[EXTRACT Boundary: Start]

Fall is in full swing with the leaves changing, the temperatures dropping, pumpkin spice everything, and Halloween. Although Halloween is considered a fun-filled holiday for most people as it includes costumes, candy, parties, and decorations, it can be a triggering holiday for those with past traumatic experiences.
There is an underlying scare tactic to Halloween that often includes scary costumes, horror movies, haunted houses, graphic decorations, and unwanted physical contact (people jumping out and scaring you) that can be incredibly triggering for some. Individuals with anxiety, past traumatic experiences, or those with PTSD may find that Halloween causes a cascade of traumatic stress symptoms such as panic, fear, flashbacks, nightmares, and distress.
Who might be affected by triggers during Halloween?
You do not need to be the victim of a devastating wildfire, part of a gang or cult, or engage in battlefield combat to experience trauma. Of course, trauma has deep roots in these events, as well as violent attacks, sexual assaults, car accidents, and other natural disasters, but trauma can also be quiet and elusive. Trauma can stem from more subtle life experiences such as rejection, neglect, discrimination and prejudice, insecure or unhealthy parent-childhood attachment, and bullying and shaming behaviors.
Some types of trauma can have long-lasting negative impacts on certain individuals and can leave them with many life-impairing thoughts and emotions. In some individuals who have PTSD, the neural connections become mixed up, and the brain has a difficult time differentiating between real or perceived threats, constantly putting the individual in a primal fight or flight situation. What seems like innocent Halloween traditions to some can lead those who have experienced real-life horrific traumas into a state of distress.
Common Halloween traditions that have the potential to activate the fight or flight response and send some individuals into an emotional and psychological panic include:
- Morbid or graphic costumes
- Violent or scary movies
- Haunted houses and mazes
- Gory decorations
- Scare tactics, such as people jumping out unexpectedly
If you are a trauma survivor, here are some helpful hints to navigate Halloween:
Utilize your support system: Seek out friends and family who don’t celebrate Halloween or do not have trick-or-treaters and spend the evening with them. If you feel left out about not attending Halloween parties, surround yourself with others who will support you. You can still participate in fall activities such as leaf-peeping trips, pumpkin carving, baking fall cookies, apple picking, and fall crafts and baking without having to partake in Halloween activities.
Explain to your support system why you choose not to engage in Halloween activities (on a level which you feel comfortable without being triggered) so they have an understanding of where you are coming from and support you in ways they know how.
Avoid alcohol and drugs: Avoid self-medicating with drugs and alcohol as a way to navigate through this Halloween season. These substances are temporary bandages and can worsen trauma systems and anxious reactions.
Avoid or replace trauma triggers: Instead of watching scary movies, watch a comedy and avoid places and people that may trigger you this time of year. That could mean avoiding the Halloween aisle in grocery stores, storefronts, or restaurants with triggering decorations. Engage in exercise, cooking, baking, or other creative outlets that bring you joy. Maybe dive deep into a work project or home improvement chore.

[EXTRACT Boundary: End]
[DATA SHOWN Boundary: Start]

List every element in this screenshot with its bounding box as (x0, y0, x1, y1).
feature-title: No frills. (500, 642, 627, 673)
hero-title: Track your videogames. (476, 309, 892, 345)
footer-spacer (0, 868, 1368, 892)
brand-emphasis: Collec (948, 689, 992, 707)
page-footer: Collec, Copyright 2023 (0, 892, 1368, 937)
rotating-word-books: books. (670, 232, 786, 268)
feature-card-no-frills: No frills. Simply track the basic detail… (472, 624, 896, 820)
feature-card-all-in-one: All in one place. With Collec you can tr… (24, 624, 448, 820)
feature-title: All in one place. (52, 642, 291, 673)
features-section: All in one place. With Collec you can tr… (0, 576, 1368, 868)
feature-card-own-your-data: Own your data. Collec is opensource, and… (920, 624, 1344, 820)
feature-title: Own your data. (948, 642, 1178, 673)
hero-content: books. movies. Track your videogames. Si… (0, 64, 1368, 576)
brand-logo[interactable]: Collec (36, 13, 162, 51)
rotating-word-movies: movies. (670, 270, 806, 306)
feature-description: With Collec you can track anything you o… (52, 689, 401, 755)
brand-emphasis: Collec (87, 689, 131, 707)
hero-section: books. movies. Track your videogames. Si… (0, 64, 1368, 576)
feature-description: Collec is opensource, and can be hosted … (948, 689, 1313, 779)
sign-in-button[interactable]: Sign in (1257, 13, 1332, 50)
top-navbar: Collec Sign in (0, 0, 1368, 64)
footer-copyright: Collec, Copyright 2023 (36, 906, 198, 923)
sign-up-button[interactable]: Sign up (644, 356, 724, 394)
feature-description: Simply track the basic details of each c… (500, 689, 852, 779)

[DATA SHOWN Boundary: End]

» WHAT YOU NEED TO DO
Reproduce the passage of the article on Halloween and trauma between "Explain to your" and "and anxious reactions.", inclusive. You can set the material aside; it plays no part here.

» REPLY TO THE TASK
Explain to your support system why you choose not to engage in Halloween activities (on a level which you feel comfortable without being triggered) so they have an understanding of where you are coming from and support you in ways they know how.
Avoid alcohol and drugs: Avoid self-medicating with drugs and alcohol as a way to navigate through this Halloween season. These substances are temporary bandages and can worsen trauma systems and anxious reactions.